§ GIVEN DATA:
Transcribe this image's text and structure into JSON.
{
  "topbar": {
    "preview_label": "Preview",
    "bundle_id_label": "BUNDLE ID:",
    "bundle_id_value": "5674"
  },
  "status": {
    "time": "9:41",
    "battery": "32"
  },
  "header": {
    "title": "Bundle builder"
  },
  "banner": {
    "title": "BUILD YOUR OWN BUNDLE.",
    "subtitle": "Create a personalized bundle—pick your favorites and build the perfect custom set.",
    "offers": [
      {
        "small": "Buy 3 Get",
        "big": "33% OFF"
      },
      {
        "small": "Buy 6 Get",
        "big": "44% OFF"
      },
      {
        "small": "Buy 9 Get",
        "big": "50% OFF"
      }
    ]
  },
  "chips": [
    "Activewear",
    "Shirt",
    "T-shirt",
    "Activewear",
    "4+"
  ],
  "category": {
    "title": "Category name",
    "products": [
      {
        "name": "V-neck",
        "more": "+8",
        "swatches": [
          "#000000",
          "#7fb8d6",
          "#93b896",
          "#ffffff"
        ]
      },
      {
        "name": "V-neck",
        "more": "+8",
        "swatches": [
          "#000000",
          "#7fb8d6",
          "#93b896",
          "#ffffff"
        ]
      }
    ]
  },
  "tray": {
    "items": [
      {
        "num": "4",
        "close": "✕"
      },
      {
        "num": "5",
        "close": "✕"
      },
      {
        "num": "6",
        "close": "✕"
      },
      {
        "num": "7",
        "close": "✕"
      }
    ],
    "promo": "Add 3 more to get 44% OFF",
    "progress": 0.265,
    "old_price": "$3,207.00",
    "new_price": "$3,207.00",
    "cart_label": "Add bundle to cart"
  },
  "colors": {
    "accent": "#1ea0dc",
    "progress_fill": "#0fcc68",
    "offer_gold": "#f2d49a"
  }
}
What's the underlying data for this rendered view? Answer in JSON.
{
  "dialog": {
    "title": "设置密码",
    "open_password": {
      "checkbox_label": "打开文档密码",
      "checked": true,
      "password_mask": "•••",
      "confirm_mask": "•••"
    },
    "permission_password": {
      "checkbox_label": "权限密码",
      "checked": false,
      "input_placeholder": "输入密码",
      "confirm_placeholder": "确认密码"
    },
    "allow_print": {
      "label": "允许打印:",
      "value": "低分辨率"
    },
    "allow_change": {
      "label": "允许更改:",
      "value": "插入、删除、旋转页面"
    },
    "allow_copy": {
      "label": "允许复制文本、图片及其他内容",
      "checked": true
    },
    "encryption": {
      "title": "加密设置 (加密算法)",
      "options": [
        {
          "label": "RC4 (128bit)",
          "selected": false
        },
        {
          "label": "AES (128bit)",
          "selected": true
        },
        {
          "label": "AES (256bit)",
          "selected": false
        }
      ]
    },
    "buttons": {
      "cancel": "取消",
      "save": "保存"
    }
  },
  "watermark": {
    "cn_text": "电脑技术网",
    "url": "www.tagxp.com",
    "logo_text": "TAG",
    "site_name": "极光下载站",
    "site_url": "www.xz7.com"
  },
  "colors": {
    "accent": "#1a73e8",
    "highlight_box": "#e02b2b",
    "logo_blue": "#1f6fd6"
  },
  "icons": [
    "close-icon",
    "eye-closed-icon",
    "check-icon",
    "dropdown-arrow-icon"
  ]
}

§ WHAT IS EXPECTED:
Every line above should be printed again exactly as it stands.

§ EXERCISE ANSWER:
Transcribe this image's text and structure into JSON.
{
  "topbar": {
    "preview_label": "Preview",
    "bundle_id_label": "BUNDLE ID:",
    "bundle_id_value": "5674"
  },
  "status": {
    "time": "9:41",
    "battery": "32"
  },
  "header": {
    "title": "Bundle builder"
  },
  "banner": {
    "title": "BUILD YOUR OWN BUNDLE.",
    "subtitle": "Create a personalized bundle—pick your favorites and build the perfect custom set.",
    "offers": [
      {
        "small": "Buy 3 Get",
        "big": "33% OFF"
      },
      {
        "small": "Buy 6 Get",
        "big": "44% OFF"
      },
      {
        "small": "Buy 9 Get",
        "big": "50% OFF"
      }
    ]
  },
  "chips": [
    "Activewear",
    "Shirt",
    "T-shirt",
    "Activewear",
    "4+"
  ],
  "category": {
    "title": "Category name",
    "products": [
      {
        "name": "V-neck",
        "more": "+8",
        "swatches": [
          "#000000",
          "#7fb8d6",
          "#93b896",
          "#ffffff"
        ]
      },
      {
        "name": "V-neck",
        "more": "+8",
        "swatches": [
          "#000000",
          "#7fb8d6",
          "#93b896",
          "#ffffff"
        ]
      }
    ]
  },
  "tray": {
    "items": [
      {
        "num": "4",
        "close": "✕"
      },
      {
        "num": "5",
        "close": "✕"
      },
      {
        "num": "6",
        "close": "✕"
      },
      {
        "num": "7",
        "close": "✕"
      }
    ],
    "promo": "Add 3 more to get 44% OFF",
    "progress": 0.265,
    "old_price": "$3,207.00",
    "new_price": "$3,207.00",
    "cart_label": "Add bundle to cart"
  },
  "colors": {
    "accent": "#1ea0dc",
    "progress_fill": "#0fcc68",
    "offer_gold": "#f2d49a"
  }
}
What's the underlying data for this rendered view? Answer in JSON.
{
  "dialog": {
    "title": "设置密码",
    "open_password": {
      "checkbox_label": "打开文档密码",
      "checked": true,
      "password_mask": "•••",
      "confirm_mask": "•••"
    },
    "permission_password": {
      "checkbox_label": "权限密码",
      "checked": false,
      "input_placeholder": "输入密码",
      "confirm_placeholder": "确认密码"
    },
    "allow_print": {
      "label": "允许打印:",
      "value": "低分辨率"
    },
    "allow_change": {
      "label": "允许更改:",
      "value": "插入、删除、旋转页面"
    },
    "allow_copy": {
      "label": "允许复制文本、图片及其他内容",
      "checked": true
    },
    "encryption": {
      "title": "加密设置 (加密算法)",
      "options": [
        {
          "label": "RC4 (128bit)",
          "selected": false
        },
        {
          "label": "AES (128bit)",
          "selected": true
        },
        {
          "label": "AES (256bit)",
          "selected": false
        }
      ]
    },
    "buttons": {
      "cancel": "取消",
      "save": "保存"
    }
  },
  "watermark": {
    "cn_text": "电脑技术网",
    "url": "www.tagxp.com",
    "logo_text": "TAG",
    "site_name": "极光下载站",
    "site_url": "www.xz7.com"
  },
  "colors": {
    "accent": "#1a73e8",
    "highlight_box": "#e02b2b",
    "logo_blue": "#1f6fd6"
  },
  "icons": [
    "close-icon",
    "eye-closed-icon",
    "check-icon",
    "dropdown-arrow-icon"
  ]
}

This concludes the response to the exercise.